THE EXERCISE: Copy each line below in which the word "years" occurs.

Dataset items
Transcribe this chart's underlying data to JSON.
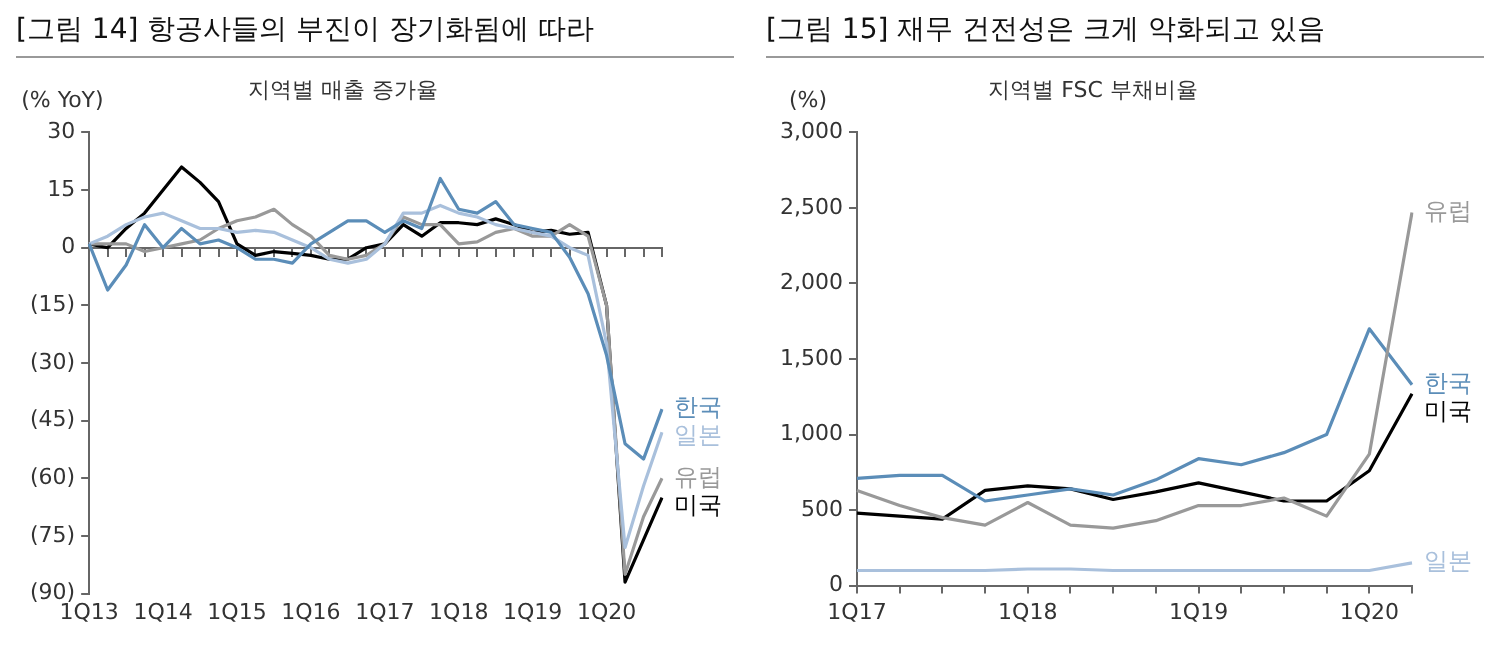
{
  "chart_data": [
    {
      "type": "line",
      "title": "[그림 14] 항공사들의 부진이 장기화됨에 따라",
      "subtitle": "지역별 매출 증가율",
      "ylabel": "(% YoY)",
      "categories": [
        "1Q13",
        null,
        null,
        null,
        "1Q14",
        null,
        null,
        null,
        "1Q15",
        null,
        null,
        null,
        "1Q16",
        null,
        null,
        null,
        "1Q17",
        null,
        null,
        null,
        "1Q18",
        null,
        null,
        null,
        "1Q19",
        null,
        null,
        null,
        "1Q20",
        null,
        null,
        null
      ],
      "series": [
        {
          "name": "한국",
          "color": "#5b8db8",
          "values": [
            1,
            -11,
            -4.5,
            6,
            0,
            5,
            1,
            2,
            0,
            -3,
            -3,
            -4,
            1,
            4,
            7,
            7,
            4,
            7,
            5,
            18,
            10,
            9,
            12,
            6,
            5,
            4,
            -2.5,
            -12,
            -28,
            -51,
            -55,
            -42
          ]
        },
        {
          "name": "일본",
          "color": "#a9c0dc",
          "values": [
            1,
            3,
            6,
            8,
            9,
            7,
            5,
            5,
            4,
            4.5,
            4,
            2,
            0,
            -3,
            -4,
            -3,
            1,
            9,
            9,
            11,
            9,
            8,
            6,
            5,
            4,
            3,
            0,
            -2,
            -25,
            -78,
            -62,
            -48
          ]
        },
        {
          "name": "유럽",
          "color": "#999999",
          "values": [
            1,
            1,
            1,
            -1,
            0,
            1,
            2,
            5,
            7,
            8,
            10,
            6,
            3,
            -2,
            -3,
            -2,
            1,
            8,
            6,
            6,
            1,
            1.5,
            4,
            5,
            3,
            3,
            6,
            3,
            -15,
            -85,
            -70,
            -60
          ]
        },
        {
          "name": "미국",
          "color": "#000000",
          "values": [
            1,
            0,
            5,
            9,
            15,
            21,
            17,
            12,
            1,
            -2,
            -1,
            -1.5,
            -2,
            -3,
            -3,
            0,
            1,
            6,
            3,
            6.5,
            6.5,
            6,
            7.5,
            6,
            4,
            4.5,
            3.5,
            4,
            -15,
            -87,
            -76,
            -65
          ]
        }
      ],
      "ylim": [
        -90,
        30
      ],
      "yticks": [
        {
          "value": -90,
          "label": "(90)"
        },
        {
          "value": -75,
          "label": "(75)"
        },
        {
          "value": -60,
          "label": "(60)"
        },
        {
          "value": -45,
          "label": "(45)"
        },
        {
          "value": -30,
          "label": "(30)"
        },
        {
          "value": -15,
          "label": "(15)"
        },
        0,
        15,
        30
      ],
      "marker": "none",
      "line_style": "solid"
    },
    {
      "type": "line",
      "title": "[그림 15] 재무 건전성은 크게 악화되고 있음",
      "subtitle": "지역별 FSC 부채비율",
      "ylabel": "(%)",
      "categories": [
        "1Q17",
        null,
        null,
        null,
        "1Q18",
        null,
        null,
        null,
        "1Q19",
        null,
        null,
        null,
        "1Q20",
        null
      ],
      "series": [
        {
          "name": "유럽",
          "color": "#999999",
          "values": [
            630,
            530,
            450,
            400,
            550,
            400,
            380,
            430,
            530,
            530,
            580,
            460,
            870,
            2470
          ]
        },
        {
          "name": "한국",
          "color": "#5b8db8",
          "values": [
            710,
            730,
            730,
            560,
            600,
            640,
            600,
            700,
            840,
            800,
            880,
            1000,
            1700,
            1330
          ]
        },
        {
          "name": "미국",
          "color": "#000000",
          "values": [
            480,
            460,
            440,
            630,
            660,
            640,
            570,
            620,
            680,
            620,
            560,
            560,
            760,
            1270
          ]
        },
        {
          "name": "일본",
          "color": "#a9c0dc",
          "values": [
            100,
            100,
            100,
            100,
            110,
            110,
            100,
            100,
            100,
            100,
            100,
            100,
            100,
            150
          ]
        }
      ],
      "ylim": [
        0,
        3000
      ],
      "yticks": [
        0,
        500,
        {
          "value": 1000,
          "label": "1,000"
        },
        {
          "value": 1500,
          "label": "1,500"
        },
        {
          "value": 2000,
          "label": "2,000"
        },
        {
          "value": 2500,
          "label": "2,500"
        },
        {
          "value": 3000,
          "label": "3,000"
        }
      ],
      "marker": "none",
      "line_style": "solid"
    }
  ]
}
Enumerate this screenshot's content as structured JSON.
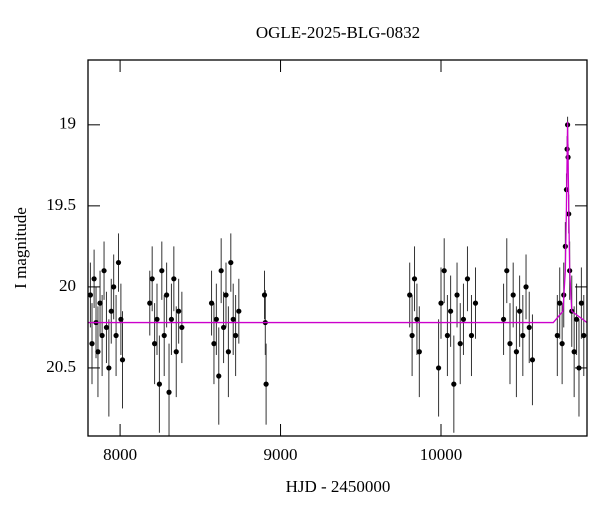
{
  "chart_data": {
    "type": "scatter",
    "title": "OGLE-2025-BLG-0832",
    "x_label": "HJD - 2450000",
    "y_label": "I magnitude",
    "xlim": [
      7800,
      10910
    ],
    "ylim": [
      18.6,
      20.92
    ],
    "invert_y": true,
    "xticks": [
      8000,
      9000,
      10000
    ],
    "yticks": [
      19,
      19.5,
      20,
      20.5
    ],
    "series": [
      {
        "name": "data",
        "kind": "errorbar",
        "color": "#000000",
        "x": [
          7815,
          7825,
          7838,
          7850,
          7862,
          7875,
          7888,
          7900,
          7915,
          7930,
          7945,
          7960,
          7975,
          7990,
          8005,
          8015,
          8185,
          8200,
          8215,
          8230,
          8245,
          8260,
          8275,
          8290,
          8305,
          8320,
          8335,
          8350,
          8365,
          8385,
          8570,
          8585,
          8600,
          8615,
          8630,
          8645,
          8660,
          8675,
          8690,
          8705,
          8720,
          8740,
          8900,
          8905,
          8910,
          9805,
          9820,
          9835,
          9850,
          9865,
          9985,
          10000,
          10020,
          10040,
          10060,
          10080,
          10100,
          10120,
          10140,
          10165,
          10190,
          10215,
          10390,
          10410,
          10430,
          10450,
          10470,
          10490,
          10510,
          10530,
          10550,
          10570,
          10725,
          10740,
          10755,
          10765,
          10775,
          10782,
          10786,
          10789,
          10792,
          10796,
          10802,
          10815,
          10830,
          10845,
          10860,
          10875,
          10890
        ],
        "values": [
          20.05,
          20.35,
          19.95,
          20.22,
          20.4,
          20.1,
          20.3,
          19.9,
          20.25,
          20.5,
          20.15,
          20.0,
          20.3,
          19.85,
          20.2,
          20.45,
          20.1,
          19.95,
          20.35,
          20.2,
          20.6,
          19.9,
          20.3,
          20.05,
          20.65,
          20.2,
          19.95,
          20.4,
          20.15,
          20.25,
          20.1,
          20.35,
          20.2,
          20.55,
          19.9,
          20.25,
          20.05,
          20.4,
          19.85,
          20.2,
          20.3,
          20.15,
          20.05,
          20.22,
          20.6,
          20.05,
          20.3,
          19.95,
          20.2,
          20.4,
          20.5,
          20.1,
          19.9,
          20.3,
          20.15,
          20.6,
          20.05,
          20.35,
          20.2,
          19.95,
          20.3,
          20.1,
          20.2,
          19.9,
          20.35,
          20.05,
          20.4,
          20.15,
          20.3,
          20.0,
          20.25,
          20.45,
          20.3,
          20.1,
          20.35,
          20.05,
          19.75,
          19.4,
          19.15,
          19.0,
          19.2,
          19.55,
          19.9,
          20.15,
          20.4,
          20.2,
          20.5,
          20.1,
          20.3
        ],
        "errors": [
          0.2,
          0.25,
          0.18,
          0.22,
          0.28,
          0.2,
          0.25,
          0.18,
          0.22,
          0.3,
          0.2,
          0.2,
          0.25,
          0.18,
          0.22,
          0.3,
          0.2,
          0.2,
          0.25,
          0.22,
          0.3,
          0.18,
          0.25,
          0.2,
          0.3,
          0.22,
          0.2,
          0.28,
          0.2,
          0.22,
          0.2,
          0.25,
          0.22,
          0.3,
          0.2,
          0.22,
          0.2,
          0.28,
          0.18,
          0.22,
          0.25,
          0.2,
          0.15,
          0.2,
          0.25,
          0.2,
          0.25,
          0.2,
          0.22,
          0.28,
          0.3,
          0.22,
          0.2,
          0.25,
          0.22,
          0.3,
          0.2,
          0.25,
          0.22,
          0.2,
          0.25,
          0.22,
          0.22,
          0.2,
          0.25,
          0.2,
          0.28,
          0.22,
          0.25,
          0.2,
          0.22,
          0.28,
          0.25,
          0.22,
          0.25,
          0.2,
          0.15,
          0.1,
          0.08,
          0.05,
          0.08,
          0.12,
          0.18,
          0.22,
          0.28,
          0.22,
          0.3,
          0.22,
          0.25
        ]
      },
      {
        "name": "model",
        "kind": "line",
        "color": "#cc00cc",
        "x": [
          7800,
          10700,
          10760,
          10775,
          10782,
          10786,
          10789,
          10792,
          10796,
          10802,
          10815,
          10910
        ],
        "values": [
          20.22,
          20.22,
          20.15,
          19.9,
          19.5,
          19.2,
          18.98,
          19.2,
          19.5,
          19.9,
          20.15,
          20.22
        ]
      }
    ]
  }
}
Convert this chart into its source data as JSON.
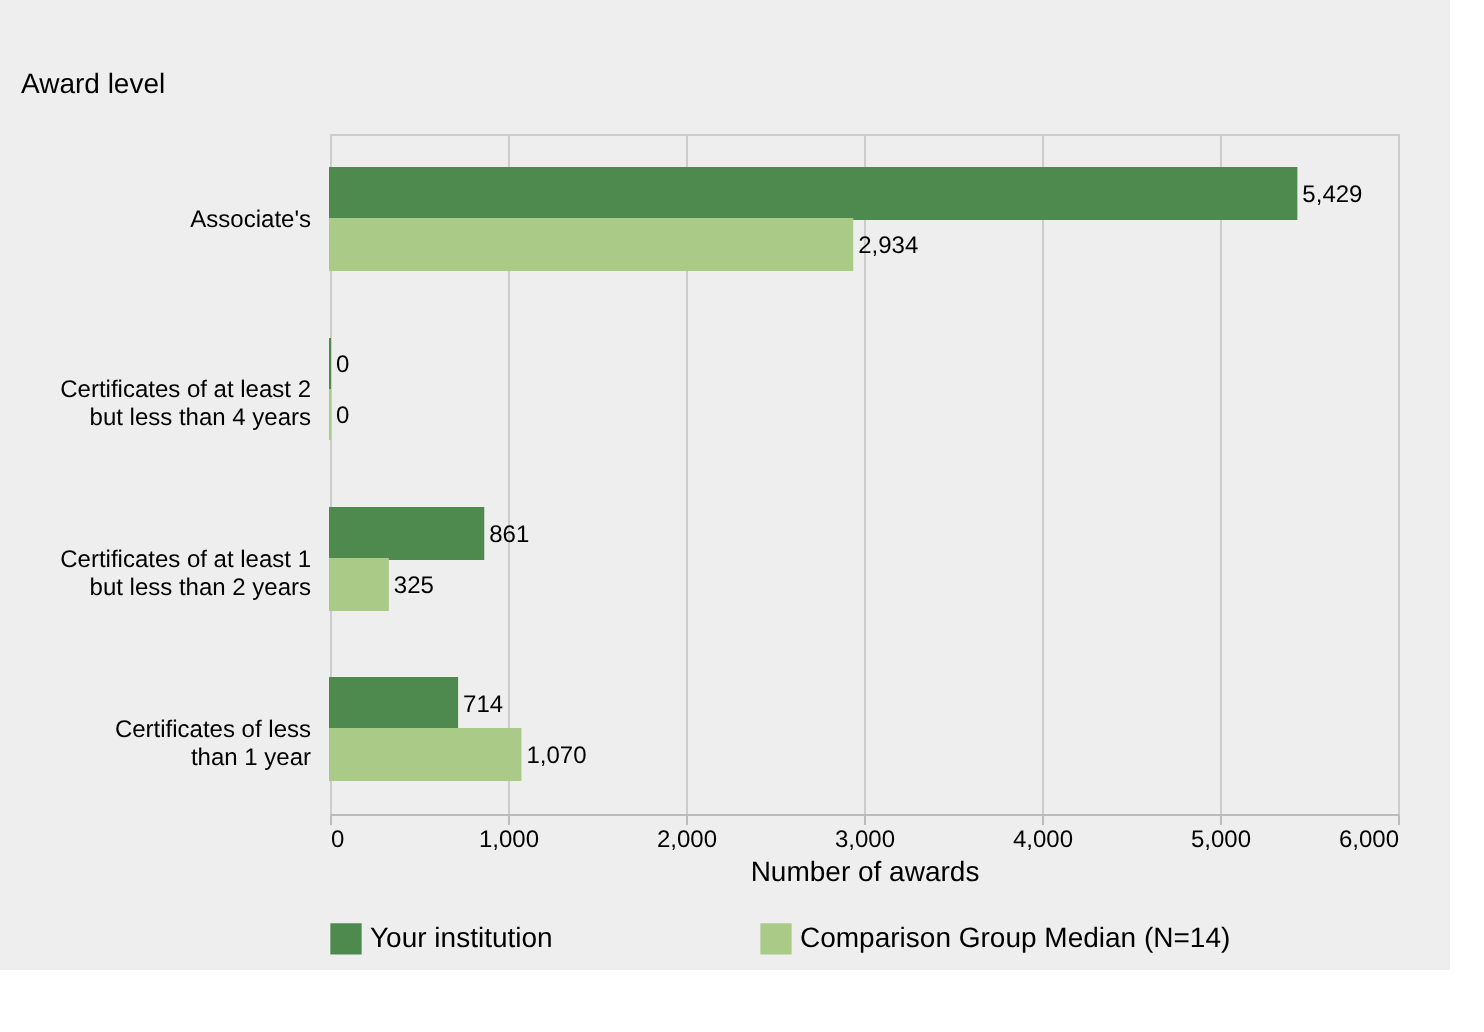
{
  "chart_data": {
    "type": "bar",
    "orientation": "horizontal",
    "ylabel": "Award level",
    "xlabel": "Number of awards",
    "categories": [
      "Associate's",
      "Certificates of at least 2\nbut less than 4 years",
      "Certificates of at least 1\nbut  less than 2 years",
      "Certificates of less\nthan 1 year"
    ],
    "series": [
      {
        "name": "Your institution",
        "color": "#4e8a4e",
        "values": [
          5429,
          0,
          861,
          714
        ],
        "value_labels": [
          "5,429",
          "0",
          "861",
          "714"
        ]
      },
      {
        "name": "Comparison Group Median (N=14)",
        "color": "#a9cb87",
        "values": [
          2934,
          0,
          325,
          1070
        ],
        "value_labels": [
          "2,934",
          "0",
          "325",
          "1,070"
        ]
      }
    ],
    "xlim": [
      0,
      6000
    ],
    "xticks": [
      {
        "value": 0,
        "label": "0"
      },
      {
        "value": 1000,
        "label": "1,000"
      },
      {
        "value": 2000,
        "label": "2,000"
      },
      {
        "value": 3000,
        "label": "3,000"
      },
      {
        "value": 4000,
        "label": "4,000"
      },
      {
        "value": 5000,
        "label": "5,000"
      },
      {
        "value": 6000,
        "label": "6,000"
      }
    ],
    "grid": "x",
    "legend": "bottom"
  }
}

WRITTEN SOLUTION:
      "Certificates of at least 2\nbut less than 4 years",
      "Certificates of at least 1\nbut  less than 2 years",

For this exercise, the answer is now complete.